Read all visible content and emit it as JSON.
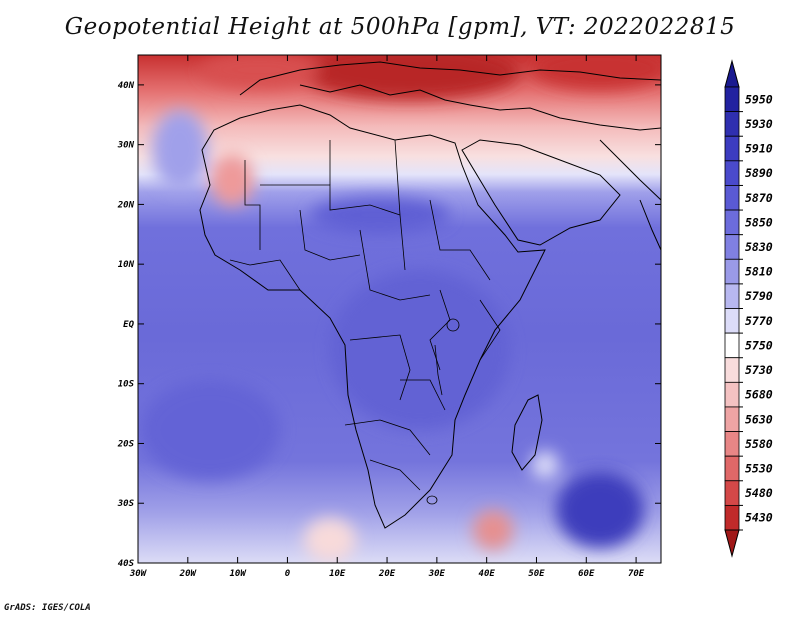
{
  "map": {
    "title": "Geopotential Height at 500hPa [gpm], VT: 2022022815",
    "credit": "GrADS: IGES/COLA",
    "lat_labels": [
      "40N",
      "30N",
      "20N",
      "10N",
      "EQ",
      "10S",
      "20S",
      "30S",
      "40S"
    ],
    "lon_labels": [
      "30W",
      "20W",
      "10W",
      "0",
      "10E",
      "20E",
      "30E",
      "40E",
      "50E",
      "60E",
      "70E"
    ]
  },
  "colorbar": {
    "labels": [
      "5950",
      "5930",
      "5910",
      "5890",
      "5870",
      "5850",
      "5830",
      "5810",
      "5790",
      "5770",
      "5750",
      "5730",
      "5680",
      "5630",
      "5580",
      "5530",
      "5480",
      "5430"
    ],
    "colors": [
      "#2222a0",
      "#2f2fb0",
      "#3c3cc0",
      "#4a4acc",
      "#5a5ad4",
      "#6c6cdc",
      "#8080e2",
      "#9a9ae8",
      "#b8b8f0",
      "#dcdcf8",
      "#ffffff",
      "#f8dcdc",
      "#f4c2c2",
      "#eea4a4",
      "#e88686",
      "#e06868",
      "#d44848",
      "#c02a2a"
    ],
    "top_cap": "#1a1a90",
    "bottom_cap": "#a01818"
  }
}
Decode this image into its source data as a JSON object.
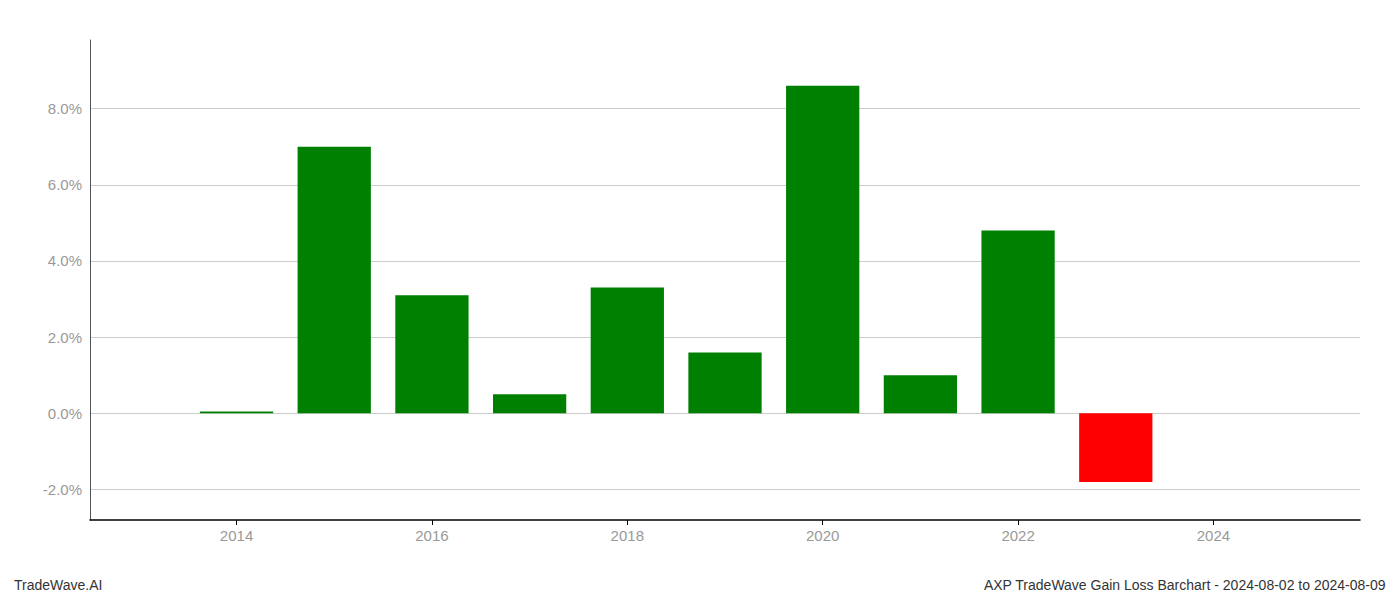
{
  "chart_data": {
    "type": "bar",
    "x": [
      2014,
      2015,
      2016,
      2017,
      2018,
      2019,
      2020,
      2021,
      2022,
      2023
    ],
    "values": [
      0.0005,
      0.07,
      0.031,
      0.005,
      0.033,
      0.016,
      0.086,
      0.01,
      0.048,
      -0.018
    ],
    "colors": [
      "#008000",
      "#008000",
      "#008000",
      "#008000",
      "#008000",
      "#008000",
      "#008000",
      "#008000",
      "#008000",
      "#ff0000"
    ],
    "xlim": [
      2012.5,
      2025.5
    ],
    "xticks": [
      2014,
      2016,
      2018,
      2020,
      2022,
      2024
    ],
    "ylim": [
      -0.028,
      0.098
    ],
    "yticks": [
      {
        "value": -0.02,
        "label": "-2.0%"
      },
      {
        "value": 0.0,
        "label": "0.0%"
      },
      {
        "value": 0.02,
        "label": "2.0%"
      },
      {
        "value": 0.04,
        "label": "4.0%"
      },
      {
        "value": 0.06,
        "label": "6.0%"
      },
      {
        "value": 0.08,
        "label": "8.0%"
      }
    ],
    "grid": true,
    "annotations": [
      "TradeWave.AI",
      "AXP TradeWave Gain Loss Barchart - 2024-08-02 to 2024-08-09"
    ]
  }
}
::::
* **Direction**: Report how many lines in the entries hold the string "JSON". Nothing but the number is wanted.

* **Result below**: 2